• What you have to do: In the accounting-policy excerpt, why is the Company unable to reasonably estimate the fair value of the asset retirement obligations for some of its midstream assets?

• Source:
Some of the Company’s midstream assets, including certain pipelines and the natural gas processing plants, have contractual or regulatory obligations to perform remediation and, in some instances, dismantlement and removal activities, when the assets are abandoned. The Company is not able to reasonably estimate the fair value of the asset retirement obligations for these assets because the settlement dates are indeterminable given the expected continued use of the assets with proper maintenance. The Company will record asset retirement obligations for these assets in the periods in which the settlement dates are reasonably determinable.
The Company determines the ARO by calculating the present value of estimated cash flows related to the liability. Estimating the future ARO requires management to make estimates and judgments regarding timing and existence of a liability, as well as what constitutes adequate restoration. Inherent in the fair value calculation are numerous assumptions and judgments including the ultimate costs, inflation factors, credit adjusted discount rates, timing of settlement and changes in the legal, regulatory, environmental and political environments. These assumptions represent Level 3 inputs, as further discussed in Note 7 — Fair Value Measurements. To the extent future revisions to these assumptions impact the fair value of the existing ARO liability, a corresponding adjustment is made to the related asset.
Revenue Recognition
Revenue Recognition
In the first quarter of 2018, the Company adopted Accounting Standards Update No. 2014-09, Revenue from Contracts with Customers, and a series of related accounting standards updates incorporated into GAAP as Accounting Standards Codification Topic 606 (“ASC 606”) using the modified retrospective method. The Company applies ASC 606 to all new contracts entered into after January 1, 2018 and all existing contracts for which all (or substantially all) of the revenue has not been recognized under legacy revenue guidance as of December 31, 2017. ASC 606 includes a five-step revenue recognition model to depict the transfer of goods or services to customers in an amount that reflects the consideration to which the Company expects to be entitled in exchange for those goods or services. Enhanced disclosures in accordance with ASC 606 have been provided in Note 4—Revenue Recognition.

• Information shown:
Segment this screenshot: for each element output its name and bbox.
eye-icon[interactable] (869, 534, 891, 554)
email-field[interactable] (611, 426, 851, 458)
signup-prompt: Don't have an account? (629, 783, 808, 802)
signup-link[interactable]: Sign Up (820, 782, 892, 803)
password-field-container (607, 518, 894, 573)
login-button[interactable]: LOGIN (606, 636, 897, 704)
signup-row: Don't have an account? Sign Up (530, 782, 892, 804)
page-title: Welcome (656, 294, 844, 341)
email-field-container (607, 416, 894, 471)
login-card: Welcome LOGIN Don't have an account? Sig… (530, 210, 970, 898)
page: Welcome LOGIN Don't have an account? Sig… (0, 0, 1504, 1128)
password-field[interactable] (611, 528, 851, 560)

• Reply: The settlement dates are indeterminable, given the expected continued use of the assets with proper maintenance.